_Objective:_
Keep every line where the word "last" appears; drop the rest.

_The data:_
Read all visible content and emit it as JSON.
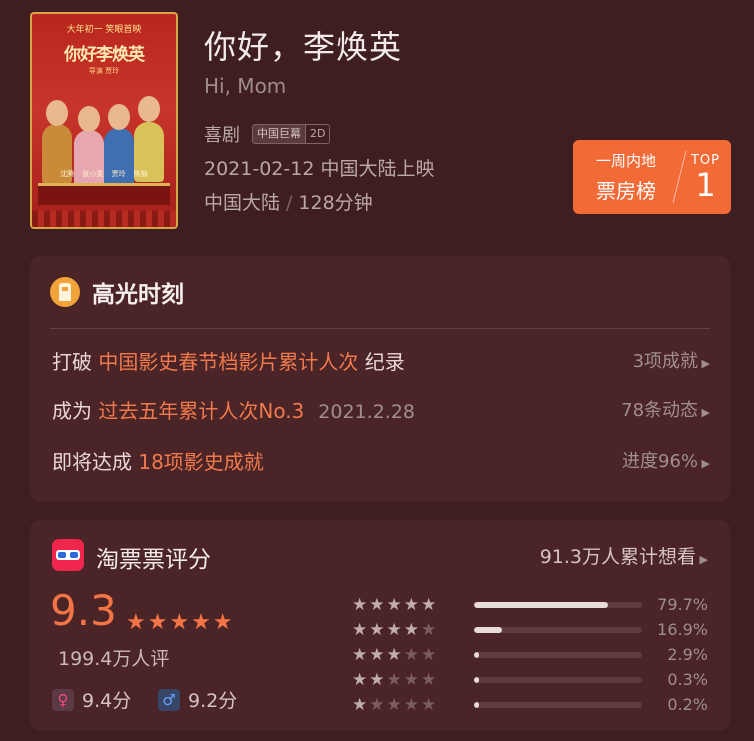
{
  "movie": {
    "title": "你好，李焕英",
    "en_title": "Hi, Mom",
    "genre": "喜剧",
    "badges": [
      "中国巨幕",
      "2D"
    ],
    "release": "2021-02-12 中国大陆上映",
    "region": "中国大陆",
    "duration": "128分钟",
    "poster": {
      "tagline": "大年初一 笑眼首映",
      "title": "你好李焕英",
      "subtitle": "导演 贾玲",
      "cast": "沈腾 张小斐 贾玲 陈赫"
    }
  },
  "rank": {
    "line1": "一周内地",
    "line2": "票房榜",
    "top_label": "TOP",
    "number": "1",
    "color": "#f26a36"
  },
  "highlights": {
    "title": "高光时刻",
    "icon": "tower-icon",
    "rows": [
      {
        "prefix": "打破 ",
        "accent": "中国影史春节档影片累计人次",
        "suffix": " 纪录",
        "date": "",
        "more": "3项成就"
      },
      {
        "prefix": "成为 ",
        "accent": "过去五年累计人次No.3",
        "suffix": "",
        "date": "2021.2.28",
        "more": "78条动态"
      },
      {
        "prefix": "即将达成 ",
        "accent": "18项影史成就",
        "suffix": "",
        "date": "",
        "more": "进度96%"
      }
    ]
  },
  "rating": {
    "source": "淘票票评分",
    "want_count": "91.3万人累计想看",
    "score": "9.3",
    "star_rating": 5,
    "count": "199.4万人评",
    "female_icon": "female-icon",
    "female_score": "9.4分",
    "male_icon": "male-icon",
    "male_score": "9.2分",
    "accent_color": "#f37545",
    "distribution": [
      {
        "stars": 5,
        "percent": "79.7%",
        "value": 79.7
      },
      {
        "stars": 4,
        "percent": "16.9%",
        "value": 16.9
      },
      {
        "stars": 3,
        "percent": "2.9%",
        "value": 2.9
      },
      {
        "stars": 2,
        "percent": "0.3%",
        "value": 0.3
      },
      {
        "stars": 1,
        "percent": "0.2%",
        "value": 0.2
      }
    ]
  }
}
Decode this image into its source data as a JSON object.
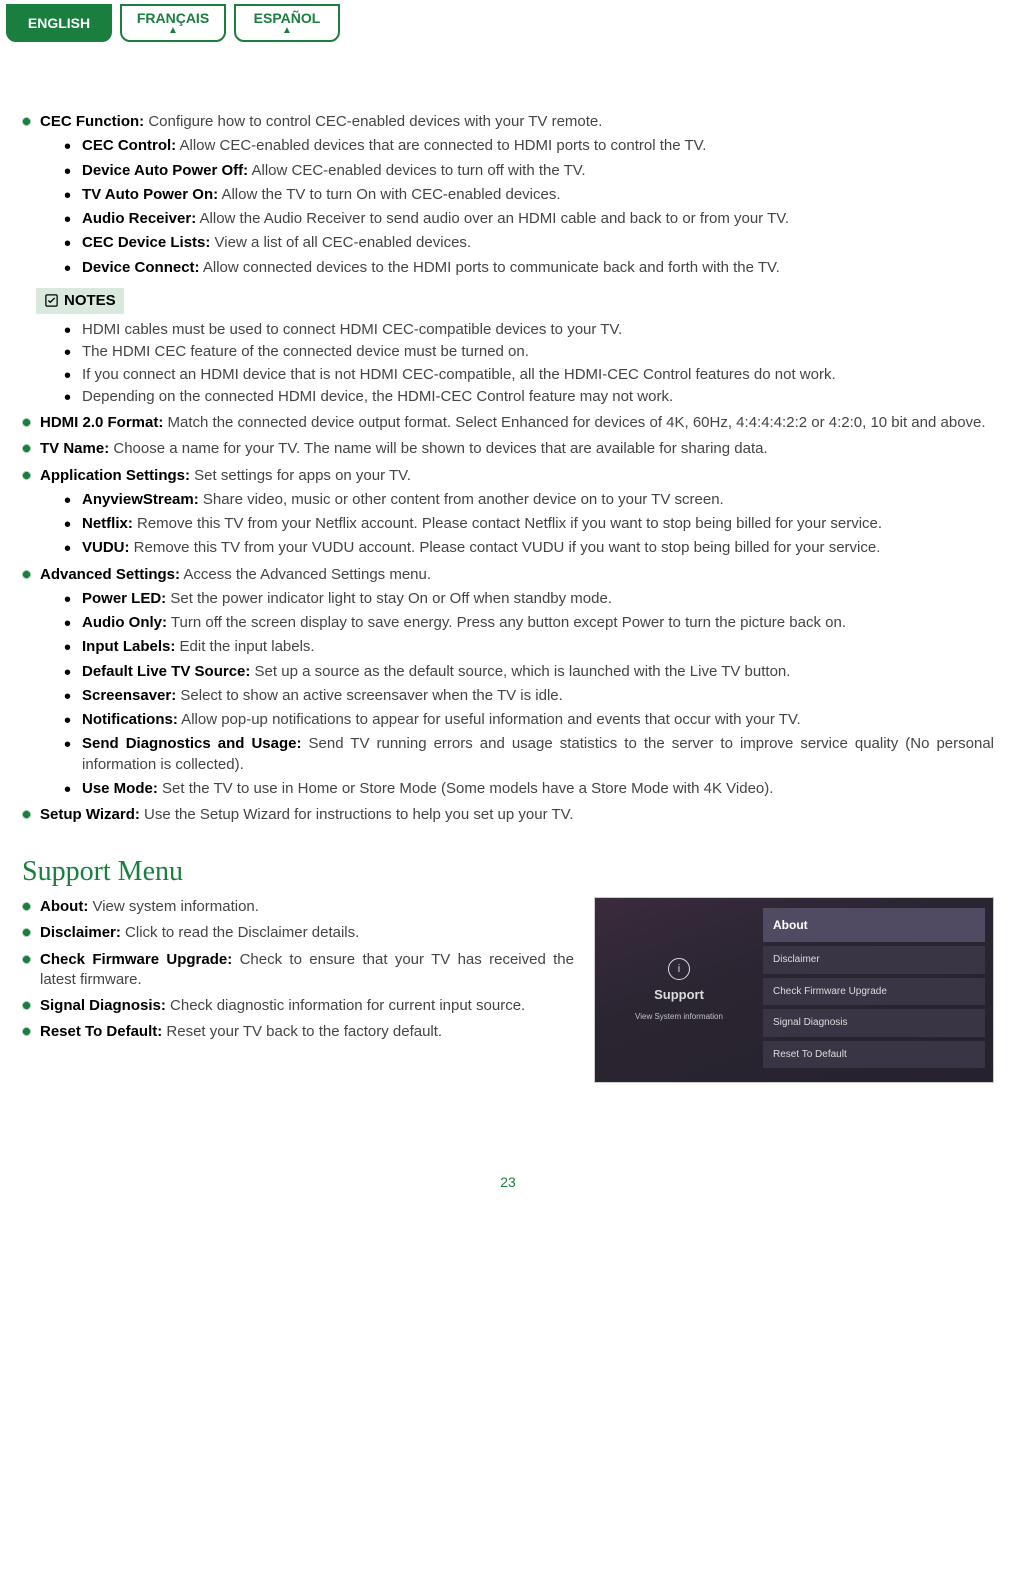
{
  "tabs": {
    "english": "ENGLISH",
    "francais": "FRANÇAIS",
    "espanol": "ESPAÑOL"
  },
  "sections": {
    "cec": {
      "title": "CEC Function:",
      "desc": " Configure how to control CEC-enabled devices with your TV remote.",
      "sub": [
        {
          "t": "CEC Control:",
          "d": " Allow CEC-enabled devices that are connected to HDMI ports to control the TV."
        },
        {
          "t": "Device Auto Power Off:",
          "d": " Allow CEC-enabled devices to turn off with the TV."
        },
        {
          "t": "TV Auto Power On:",
          "d": " Allow the TV to turn On with CEC-enabled devices."
        },
        {
          "t": "Audio Receiver:",
          "d": " Allow the Audio Receiver to send audio over an HDMI cable and back to or from your TV."
        },
        {
          "t": "CEC Device Lists:",
          "d": " View a list of all CEC-enabled devices."
        },
        {
          "t": "Device Connect:",
          "d": " Allow connected devices to the HDMI ports to communicate back and forth with the TV."
        }
      ]
    },
    "notes_label": "NOTES",
    "notes": [
      "HDMI cables must be used to connect HDMI CEC-compatible devices to your TV.",
      "The HDMI CEC feature of the connected device must be turned on.",
      "If you connect an HDMI device that is not HDMI CEC-compatible, all the HDMI-CEC Control features do not work.",
      "Depending on the connected HDMI device, the HDMI-CEC Control feature may not work."
    ],
    "hdmi20": {
      "title": "HDMI 2.0 Format:",
      "desc": " Match the connected device output format. Select Enhanced for devices of 4K, 60Hz, 4:4:4:4:2:2 or 4:2:0, 10 bit and above."
    },
    "tvname": {
      "title": "TV Name:",
      "desc": " Choose a name for your TV. The name will be shown to devices that are available for sharing data."
    },
    "apps": {
      "title": "Application Settings:",
      "desc": " Set settings for apps on your TV.",
      "sub": [
        {
          "t": "AnyviewStream:",
          "d": " Share video, music or other content from another device on to your TV screen."
        },
        {
          "t": "Netflix:",
          "d": " Remove this TV from your Netflix account. Please contact Netflix if you want to stop being billed for your service."
        },
        {
          "t": "VUDU:",
          "d": " Remove this TV from your VUDU account. Please contact VUDU if you want to stop being billed for your service."
        }
      ]
    },
    "adv": {
      "title": "Advanced Settings:",
      "desc": " Access the Advanced Settings menu.",
      "sub": [
        {
          "t": "Power LED:",
          "d": " Set the power indicator light to stay On or Off when standby mode."
        },
        {
          "t": "Audio Only:",
          "d": " Turn off the screen display to save energy. Press any button except Power to turn the picture back on."
        },
        {
          "t": "Input Labels:",
          "d": " Edit the input labels."
        },
        {
          "t": "Default Live TV Source:",
          "d": " Set up a source as the default source, which is launched with the Live TV button."
        },
        {
          "t": "Screensaver:",
          "d": " Select to show an active screensaver when the TV is idle."
        },
        {
          "t": "Notifications:",
          "d": " Allow pop-up notifications to appear for useful information and events that occur with your TV."
        },
        {
          "t": "Send Diagnostics and Usage:",
          "d": " Send TV running errors and usage statistics to the server to improve service quality (No personal information is collected)."
        },
        {
          "t": "Use Mode:",
          "d": " Set the TV to use in Home or Store Mode (Some models have a Store Mode with 4K Video)."
        }
      ]
    },
    "wizard": {
      "title": "Setup Wizard:",
      "desc": " Use the Setup Wizard for instructions to help you set up your TV."
    }
  },
  "support": {
    "heading": "Support Menu",
    "items": [
      {
        "t": "About:",
        "d": " View system information."
      },
      {
        "t": "Disclaimer:",
        "d": " Click to read the Disclaimer details."
      },
      {
        "t": "Check Firmware Upgrade:",
        "d": " Check to ensure that your TV has received the latest firmware."
      },
      {
        "t": "Signal Diagnosis:",
        "d": " Check diagnostic information for current input source."
      },
      {
        "t": "Reset To Default:",
        "d": " Reset your TV back to the factory default."
      }
    ],
    "shot": {
      "left_title": "Support",
      "left_sub": "View System information",
      "rows": [
        "About",
        "Disclaimer",
        "Check Firmware Upgrade",
        "Signal Diagnosis",
        "Reset To Default"
      ]
    }
  },
  "page_number": "23"
}
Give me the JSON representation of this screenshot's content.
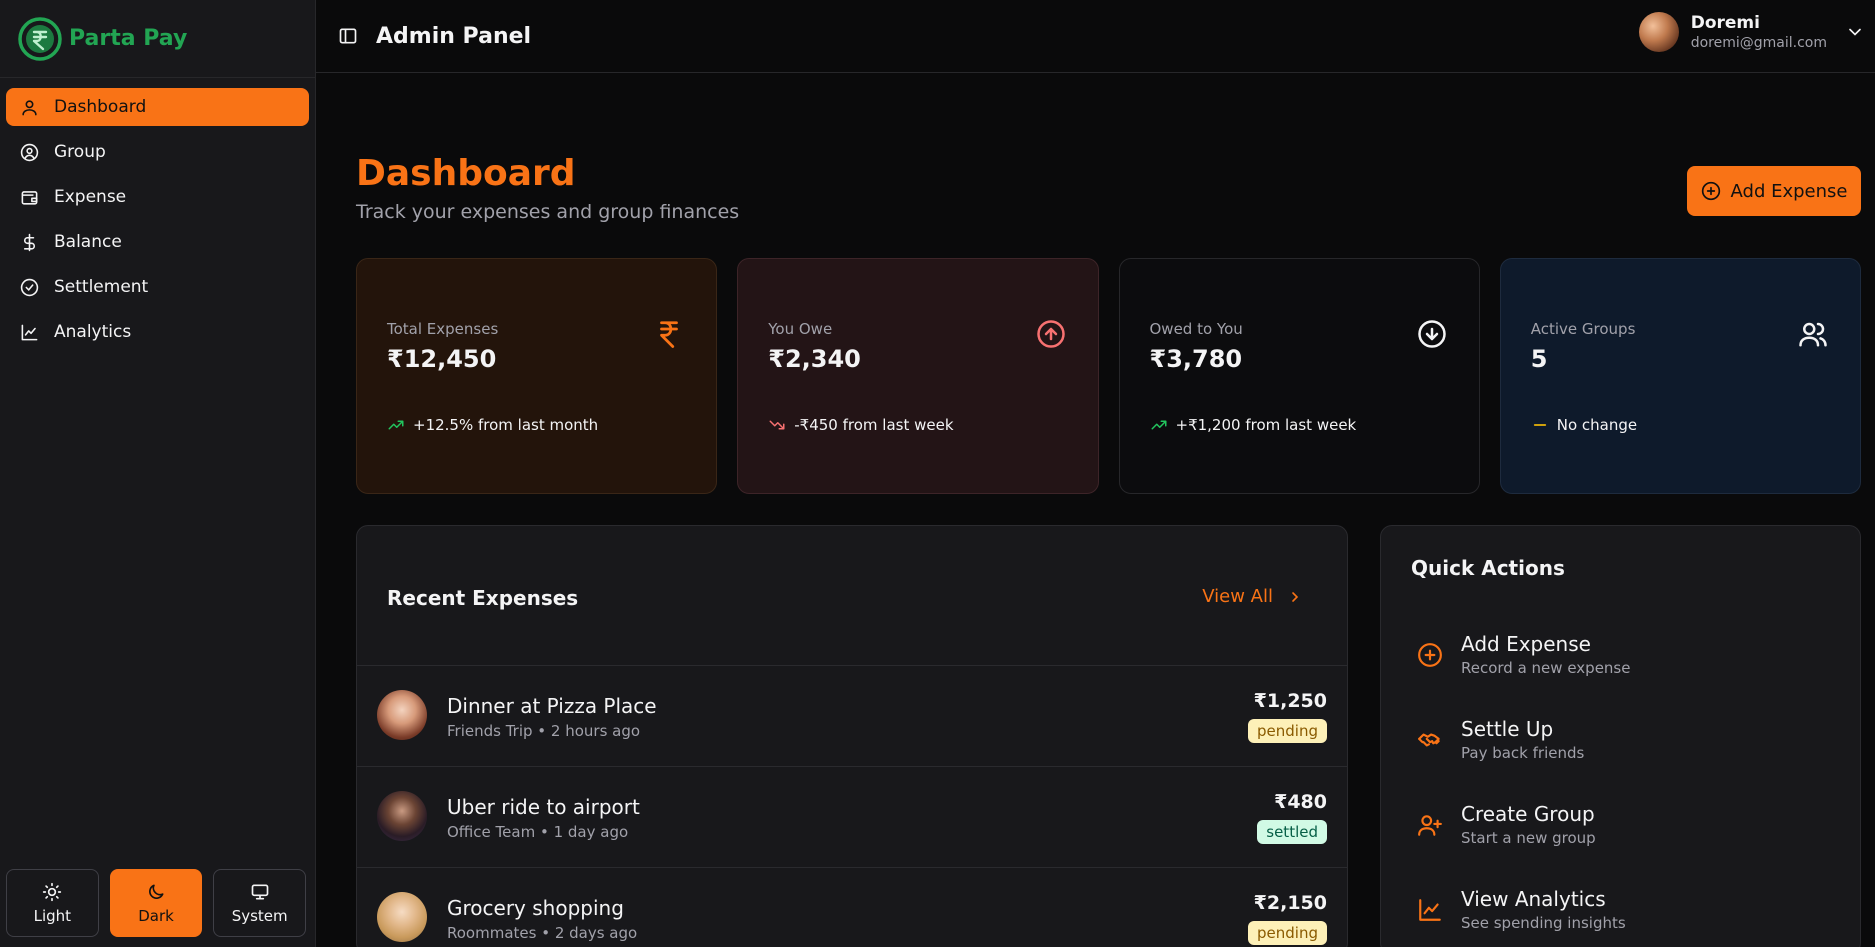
{
  "brand": {
    "name": "Parta Pay"
  },
  "sidebar": {
    "items": [
      {
        "label": "Dashboard",
        "icon": "user-icon",
        "active": true
      },
      {
        "label": "Group",
        "icon": "user-circle-icon"
      },
      {
        "label": "Expense",
        "icon": "wallet-icon"
      },
      {
        "label": "Balance",
        "icon": "dollar-icon"
      },
      {
        "label": "Settlement",
        "icon": "check-circle-icon"
      },
      {
        "label": "Analytics",
        "icon": "line-chart-icon"
      }
    ],
    "theme": {
      "light": "Light",
      "dark": "Dark",
      "system": "System",
      "selected": "Dark"
    }
  },
  "header": {
    "title": "Admin Panel"
  },
  "user": {
    "name": "Doremi",
    "email": "doremi@gmail.com"
  },
  "page": {
    "title": "Dashboard",
    "subtitle": "Track your expenses and group finances",
    "add_button": "Add Expense"
  },
  "stats": [
    {
      "label": "Total Expenses",
      "value": "₹12,450",
      "change": "+12.5% from last month",
      "icon": "rupee-icon",
      "trend": "up"
    },
    {
      "label": "You Owe",
      "value": "₹2,340",
      "change": "-₹450 from last week",
      "icon": "arrow-up-circle-icon",
      "trend": "down"
    },
    {
      "label": "Owed to You",
      "value": "₹3,780",
      "change": "+₹1,200 from last week",
      "icon": "arrow-down-circle-icon",
      "trend": "up"
    },
    {
      "label": "Active Groups",
      "value": "5",
      "change": "No change",
      "icon": "users-icon",
      "trend": "flat"
    }
  ],
  "recent": {
    "title": "Recent Expenses",
    "view_all": "View All",
    "rows": [
      {
        "title": "Dinner at Pizza Place",
        "meta": "Friends Trip • 2 hours ago",
        "amount": "₹1,250",
        "status": "pending"
      },
      {
        "title": "Uber ride to airport",
        "meta": "Office Team • 1 day ago",
        "amount": "₹480",
        "status": "settled"
      },
      {
        "title": "Grocery shopping",
        "meta": "Roommates • 2 days ago",
        "amount": "₹2,150",
        "status": "pending"
      }
    ]
  },
  "quick": {
    "title": "Quick Actions",
    "actions": [
      {
        "title": "Add Expense",
        "sub": "Record a new expense",
        "icon": "plus-circle-icon"
      },
      {
        "title": "Settle Up",
        "sub": "Pay back friends",
        "icon": "handshake-icon"
      },
      {
        "title": "Create Group",
        "sub": "Start a new group",
        "icon": "user-plus-icon"
      },
      {
        "title": "View Analytics",
        "sub": "See spending insights",
        "icon": "line-chart-icon"
      }
    ]
  },
  "colors": {
    "accent": "#f97316",
    "brand": "#22a553",
    "trend_up": "#22c55e",
    "trend_down": "#f87171",
    "flat": "#eab308"
  }
}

_Correct result:_
      "change": "+12.5% from last month",
      "change": "-₹450 from last week",
      "change": "+₹1,200 from last week",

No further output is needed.